DATA ENTRIES =
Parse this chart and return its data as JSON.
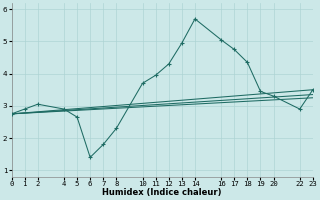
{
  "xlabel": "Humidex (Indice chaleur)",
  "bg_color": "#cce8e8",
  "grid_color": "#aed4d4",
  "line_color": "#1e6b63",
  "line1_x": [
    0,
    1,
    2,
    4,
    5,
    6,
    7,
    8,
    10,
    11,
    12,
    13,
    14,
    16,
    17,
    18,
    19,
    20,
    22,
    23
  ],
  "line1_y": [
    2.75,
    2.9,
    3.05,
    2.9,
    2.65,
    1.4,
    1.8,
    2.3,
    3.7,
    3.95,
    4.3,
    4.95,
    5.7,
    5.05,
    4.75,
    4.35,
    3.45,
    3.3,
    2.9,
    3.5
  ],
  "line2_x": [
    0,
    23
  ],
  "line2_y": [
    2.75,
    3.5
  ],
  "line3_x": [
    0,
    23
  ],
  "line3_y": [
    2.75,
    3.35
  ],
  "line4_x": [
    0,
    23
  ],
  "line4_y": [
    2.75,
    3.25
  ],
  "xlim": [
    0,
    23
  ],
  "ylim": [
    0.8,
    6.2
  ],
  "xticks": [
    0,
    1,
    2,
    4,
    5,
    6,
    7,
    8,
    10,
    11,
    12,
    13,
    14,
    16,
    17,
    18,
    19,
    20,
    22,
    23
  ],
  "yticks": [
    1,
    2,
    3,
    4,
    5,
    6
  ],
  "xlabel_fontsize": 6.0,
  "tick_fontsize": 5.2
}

WHAT IS BEING ASKED =
Strip out the pictures and quote the remaining data word for word.

FULL SOLUTION =
Parse this chart and return its data as JSON.
{
  "xlabel": "Humidex (Indice chaleur)",
  "bg_color": "#cce8e8",
  "grid_color": "#aed4d4",
  "line_color": "#1e6b63",
  "line1_x": [
    0,
    1,
    2,
    4,
    5,
    6,
    7,
    8,
    10,
    11,
    12,
    13,
    14,
    16,
    17,
    18,
    19,
    20,
    22,
    23
  ],
  "line1_y": [
    2.75,
    2.9,
    3.05,
    2.9,
    2.65,
    1.4,
    1.8,
    2.3,
    3.7,
    3.95,
    4.3,
    4.95,
    5.7,
    5.05,
    4.75,
    4.35,
    3.45,
    3.3,
    2.9,
    3.5
  ],
  "line2_x": [
    0,
    23
  ],
  "line2_y": [
    2.75,
    3.5
  ],
  "line3_x": [
    0,
    23
  ],
  "line3_y": [
    2.75,
    3.35
  ],
  "line4_x": [
    0,
    23
  ],
  "line4_y": [
    2.75,
    3.25
  ],
  "xlim": [
    0,
    23
  ],
  "ylim": [
    0.8,
    6.2
  ],
  "xticks": [
    0,
    1,
    2,
    4,
    5,
    6,
    7,
    8,
    10,
    11,
    12,
    13,
    14,
    16,
    17,
    18,
    19,
    20,
    22,
    23
  ],
  "yticks": [
    1,
    2,
    3,
    4,
    5,
    6
  ],
  "xlabel_fontsize": 6.0,
  "tick_fontsize": 5.2
}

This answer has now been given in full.